>> Begin Extract provided

The College representatives believe that coordinate planning is necessary and desirable. There are three particular aspects to planning which are particularly important in cooperation: I) the gathering and analyzing of data necessary for decision-making; 2) academic (programming) planning; 3) means for sharing the information.

The group thought that the plan for an Educational Development Office proposed by the consultants was too complex and too expensive. SJU thinks that adding another administrator is untimely since there is an effort to cut back on the number of administrators. Many of the current offices now collect data.

A proposal to further planning was made and agreed upon:

1. Collection of data be made in current offices using the same processes to arrive at that data when used for joint decisions.
2. Sharing of all statistical data.
3. Sharing of information on academic plans between the principal academic officers and an agreement by these officers on the plans which are common to both and those which are separate.
4. Initiation of regular Presidential Executive staff meetings quarterly to act on statistical and planning information.

It was agreed that each institution can have its own level of planning but that each share its plans with the other. However, it was cautioned that the institutions not be carried away by an autonomous existence and miss the opportunities of stronger combined programs.

The basic purposes of cooperation remain: I) to provide a broad and better educational experience for students to make more effective use of resources, including personnel.

Joint Academic Line Officer

The consultants did not recommend the establishment of a joint academic line officer. There were some members of the group who thought some common officer, a provost perhaps, might be better for cooperation. Others thought that the combined executive officers have to make cooperation work. Some consider the two institutions too small to justify such an office.

To increase cooperation, understanding, and communication on this level, it was agreed that the quarterly meetings of the chief executive staffs would allay fear and mistrust and could cope with difficulties as they arise. More meetings of the presidents and other officers on all levels with their counterparts on the other campus in non-business situations would help toward greater understanding and create an esprit de corps. All procedures and planning would be explained and communicated to all.

Other Matters Relating to Academic Affairs:

Academic Policy

Matters of common academic policy rest with the two principal academic officers. These policies need to be defined and written and should include at what point consultation must occur, when information is exchanged, and a method of coordinating educational planning. (The faculty should be informed of procedures and modes of operation.) Matters which require joint deliberative action will be decided at the joint executive committee level.

Matters of decision on commonality rest with the top administrative group. Coordination occurs at the major level of administration in which the issue appropriately falls. Wherever possible, common policies are desirable. Some effort should be made to bring Handbook items together whenever possible and should read alike when commonality can occur.

A minimal standard to be used when initiating new programs follows: Any program change affecting income, expenditures, or enrollment should be a matter of direct discussion by the top administrative staffs of both institutions.


The idea of coeducation as a threat or blackmail to either institution was rejected. The three-year formalized agreement that neither institution become coeducational recommended by the consultants was not agreed to.

There are two definitions for coeducation: l) that of merely adding residential women on a male campus or vice versa and 2) the enhancement of coeducation as it exists on our two campuses in all areas.

To strengthen the value of our present mode of coeducation, it was agreed that a joint commission be appointed to study all aspects of coeducation in the two colleges. The executive administrative staffs will meet to select persons for such a committee and will set up the categories to be studied along with established guidelines to conduct the study. Such a commission would report by February of 1974.

>> End Extract provided

■ Exercise instructions
1. From the text on college cooperation, quote the passage from "1. Collection of" up to and including "and planning information.".
2. According to the text on college cooperation, by when would the joint commission on coeducation report?

>> Begin Dataset content

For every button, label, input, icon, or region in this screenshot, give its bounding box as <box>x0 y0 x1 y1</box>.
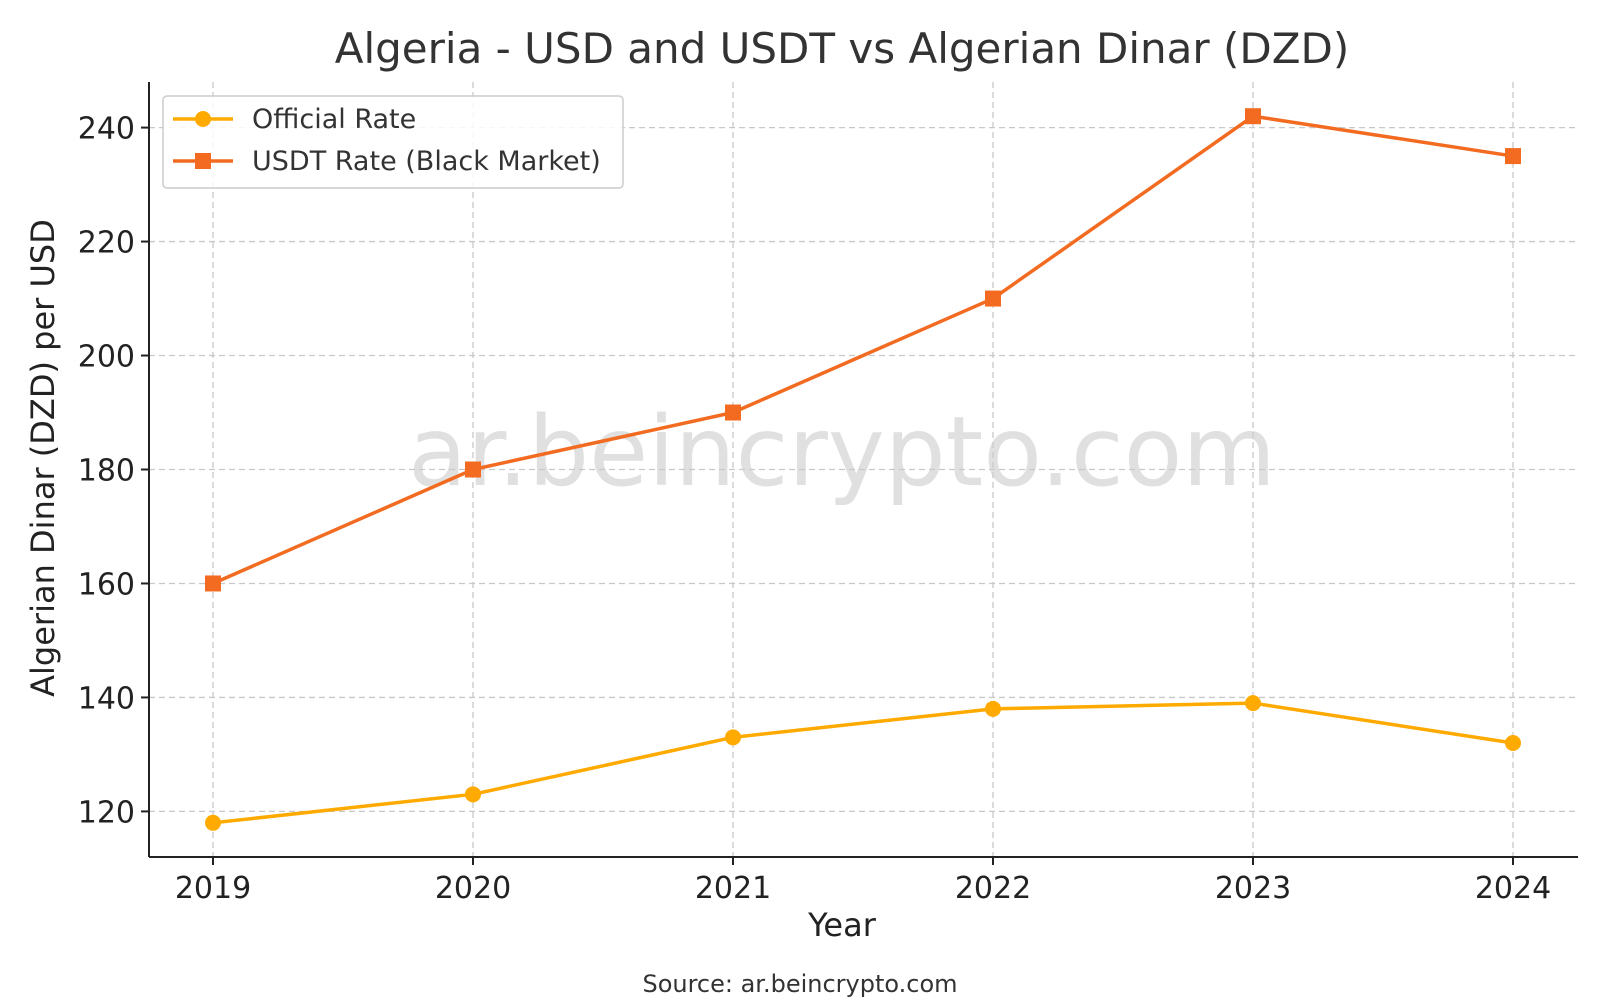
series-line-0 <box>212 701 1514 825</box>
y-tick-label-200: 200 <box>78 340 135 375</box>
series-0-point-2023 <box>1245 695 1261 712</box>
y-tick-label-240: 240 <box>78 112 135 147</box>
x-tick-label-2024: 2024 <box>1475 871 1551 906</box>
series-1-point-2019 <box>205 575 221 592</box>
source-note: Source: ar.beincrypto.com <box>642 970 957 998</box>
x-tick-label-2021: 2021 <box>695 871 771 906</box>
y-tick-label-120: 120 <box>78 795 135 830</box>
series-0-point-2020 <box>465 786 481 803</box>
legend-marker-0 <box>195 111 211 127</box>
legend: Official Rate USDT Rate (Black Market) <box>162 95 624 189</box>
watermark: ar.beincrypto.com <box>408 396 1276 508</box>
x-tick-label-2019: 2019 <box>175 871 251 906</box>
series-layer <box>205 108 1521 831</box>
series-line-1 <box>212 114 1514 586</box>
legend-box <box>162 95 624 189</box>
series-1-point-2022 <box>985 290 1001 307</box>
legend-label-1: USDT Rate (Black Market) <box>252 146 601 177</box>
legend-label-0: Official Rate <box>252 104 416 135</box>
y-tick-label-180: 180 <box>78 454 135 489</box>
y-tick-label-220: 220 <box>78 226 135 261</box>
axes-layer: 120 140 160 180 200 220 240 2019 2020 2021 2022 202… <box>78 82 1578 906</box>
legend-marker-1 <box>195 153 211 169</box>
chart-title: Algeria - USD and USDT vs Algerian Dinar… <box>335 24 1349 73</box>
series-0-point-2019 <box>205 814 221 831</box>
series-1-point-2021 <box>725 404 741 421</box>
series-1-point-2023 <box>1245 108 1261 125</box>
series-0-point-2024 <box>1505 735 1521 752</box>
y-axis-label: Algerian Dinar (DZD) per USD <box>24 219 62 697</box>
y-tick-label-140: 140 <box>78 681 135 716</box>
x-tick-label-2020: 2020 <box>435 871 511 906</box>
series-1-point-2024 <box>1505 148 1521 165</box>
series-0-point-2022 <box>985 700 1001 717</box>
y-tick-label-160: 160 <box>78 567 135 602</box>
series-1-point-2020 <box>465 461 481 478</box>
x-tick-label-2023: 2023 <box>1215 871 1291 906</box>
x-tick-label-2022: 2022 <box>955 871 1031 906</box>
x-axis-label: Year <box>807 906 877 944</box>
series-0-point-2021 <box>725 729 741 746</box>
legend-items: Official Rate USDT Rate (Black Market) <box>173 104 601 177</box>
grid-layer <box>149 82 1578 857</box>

>> End Dataset content
>> Begin Dataset content

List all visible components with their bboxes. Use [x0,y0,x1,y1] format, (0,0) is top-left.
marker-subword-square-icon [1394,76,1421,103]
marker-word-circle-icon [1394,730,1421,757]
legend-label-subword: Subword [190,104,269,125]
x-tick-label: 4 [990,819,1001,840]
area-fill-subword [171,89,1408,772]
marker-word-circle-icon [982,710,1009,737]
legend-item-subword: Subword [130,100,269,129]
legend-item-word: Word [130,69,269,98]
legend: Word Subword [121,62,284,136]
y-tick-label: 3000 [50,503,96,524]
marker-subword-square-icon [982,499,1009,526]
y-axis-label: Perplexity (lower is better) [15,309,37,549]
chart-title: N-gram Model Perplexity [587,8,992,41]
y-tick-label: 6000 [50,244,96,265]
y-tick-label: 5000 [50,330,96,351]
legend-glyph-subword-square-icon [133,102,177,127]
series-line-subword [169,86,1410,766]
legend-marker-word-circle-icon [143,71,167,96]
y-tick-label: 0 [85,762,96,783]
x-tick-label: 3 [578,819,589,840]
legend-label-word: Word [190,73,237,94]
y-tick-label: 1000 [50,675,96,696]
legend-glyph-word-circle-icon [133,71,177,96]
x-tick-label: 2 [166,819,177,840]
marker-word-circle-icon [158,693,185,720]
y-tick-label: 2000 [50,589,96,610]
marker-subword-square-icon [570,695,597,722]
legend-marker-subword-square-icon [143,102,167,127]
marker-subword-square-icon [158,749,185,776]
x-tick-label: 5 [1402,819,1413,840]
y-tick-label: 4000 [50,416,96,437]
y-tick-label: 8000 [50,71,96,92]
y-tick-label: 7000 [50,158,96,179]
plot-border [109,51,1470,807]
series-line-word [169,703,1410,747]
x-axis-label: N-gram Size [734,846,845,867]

>> End Dataset content
>> Begin Dataset content

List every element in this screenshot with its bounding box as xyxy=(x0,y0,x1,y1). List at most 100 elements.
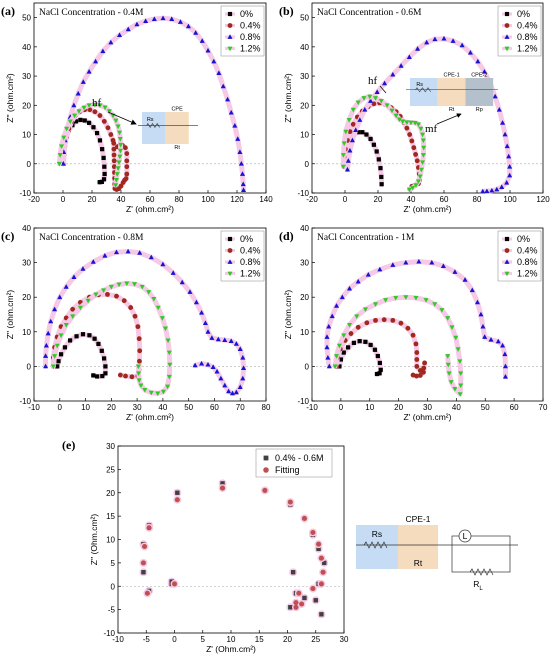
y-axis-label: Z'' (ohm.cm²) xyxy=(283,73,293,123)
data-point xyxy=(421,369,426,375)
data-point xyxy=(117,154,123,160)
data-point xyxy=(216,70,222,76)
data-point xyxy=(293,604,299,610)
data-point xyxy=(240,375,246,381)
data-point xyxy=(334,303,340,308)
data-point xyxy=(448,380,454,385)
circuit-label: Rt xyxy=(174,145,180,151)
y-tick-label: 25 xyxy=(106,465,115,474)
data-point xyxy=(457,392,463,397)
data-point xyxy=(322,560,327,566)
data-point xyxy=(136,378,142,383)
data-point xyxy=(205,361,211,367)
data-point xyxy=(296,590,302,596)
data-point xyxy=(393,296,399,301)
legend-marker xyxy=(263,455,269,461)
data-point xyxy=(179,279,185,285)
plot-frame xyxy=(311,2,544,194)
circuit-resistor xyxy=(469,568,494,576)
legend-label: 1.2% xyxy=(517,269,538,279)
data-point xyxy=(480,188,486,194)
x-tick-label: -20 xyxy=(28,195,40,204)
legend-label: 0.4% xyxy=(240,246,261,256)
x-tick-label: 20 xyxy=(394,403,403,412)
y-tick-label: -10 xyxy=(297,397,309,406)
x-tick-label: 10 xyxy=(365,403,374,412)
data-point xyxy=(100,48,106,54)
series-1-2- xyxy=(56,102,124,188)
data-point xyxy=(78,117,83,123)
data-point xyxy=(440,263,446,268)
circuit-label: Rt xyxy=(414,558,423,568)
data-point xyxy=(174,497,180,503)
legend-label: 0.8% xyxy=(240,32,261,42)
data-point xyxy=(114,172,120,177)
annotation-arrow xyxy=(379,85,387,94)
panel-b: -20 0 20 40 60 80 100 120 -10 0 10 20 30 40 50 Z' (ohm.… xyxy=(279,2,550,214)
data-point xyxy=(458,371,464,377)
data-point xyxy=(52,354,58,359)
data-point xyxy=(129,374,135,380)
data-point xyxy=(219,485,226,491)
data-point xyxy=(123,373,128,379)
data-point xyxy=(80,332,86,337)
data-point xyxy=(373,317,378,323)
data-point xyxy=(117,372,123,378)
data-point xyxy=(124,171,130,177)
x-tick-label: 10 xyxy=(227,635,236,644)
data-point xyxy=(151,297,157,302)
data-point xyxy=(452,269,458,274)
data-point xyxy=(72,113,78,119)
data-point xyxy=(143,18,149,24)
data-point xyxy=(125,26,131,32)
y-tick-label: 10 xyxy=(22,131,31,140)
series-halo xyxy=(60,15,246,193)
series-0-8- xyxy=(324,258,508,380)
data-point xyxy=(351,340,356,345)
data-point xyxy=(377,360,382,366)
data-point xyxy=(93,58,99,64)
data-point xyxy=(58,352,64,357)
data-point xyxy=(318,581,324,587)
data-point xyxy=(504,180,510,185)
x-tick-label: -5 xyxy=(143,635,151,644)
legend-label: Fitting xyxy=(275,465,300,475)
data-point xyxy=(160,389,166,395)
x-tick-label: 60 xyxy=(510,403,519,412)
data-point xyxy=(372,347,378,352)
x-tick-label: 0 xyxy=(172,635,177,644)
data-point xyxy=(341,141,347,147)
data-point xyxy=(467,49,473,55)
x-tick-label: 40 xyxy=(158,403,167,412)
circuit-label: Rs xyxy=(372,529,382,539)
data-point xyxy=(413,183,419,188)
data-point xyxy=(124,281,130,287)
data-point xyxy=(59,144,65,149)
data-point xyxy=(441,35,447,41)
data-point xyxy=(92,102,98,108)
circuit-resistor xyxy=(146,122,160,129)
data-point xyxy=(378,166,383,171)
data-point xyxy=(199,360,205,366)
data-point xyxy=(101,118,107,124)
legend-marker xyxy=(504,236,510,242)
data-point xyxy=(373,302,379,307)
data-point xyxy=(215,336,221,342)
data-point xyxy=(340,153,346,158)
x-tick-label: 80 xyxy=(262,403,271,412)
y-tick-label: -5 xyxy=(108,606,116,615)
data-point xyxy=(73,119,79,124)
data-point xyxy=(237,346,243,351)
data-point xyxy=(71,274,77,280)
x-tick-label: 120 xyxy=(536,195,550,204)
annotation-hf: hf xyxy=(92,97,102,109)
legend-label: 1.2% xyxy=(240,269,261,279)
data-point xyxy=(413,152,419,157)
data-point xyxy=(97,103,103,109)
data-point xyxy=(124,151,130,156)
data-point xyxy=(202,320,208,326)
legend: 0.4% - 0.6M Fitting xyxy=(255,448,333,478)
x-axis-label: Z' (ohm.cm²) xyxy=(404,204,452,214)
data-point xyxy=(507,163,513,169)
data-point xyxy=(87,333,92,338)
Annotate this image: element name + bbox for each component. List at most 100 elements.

>> End Dataset content

■ Task-by-task results
1.
1. Collection of data be made in current offices using the same processes to arrive at that data when used for joint decisions.
2. Sharing of all statistical data.
3. Sharing of information on academic plans between the principal academic officers and an agreement by these officers on the plans which are common to both and those which are separate.
4. Initiation of regular Presidential Executive staff meetings quarterly to act on statistical and planning information.

2. By February of 1974.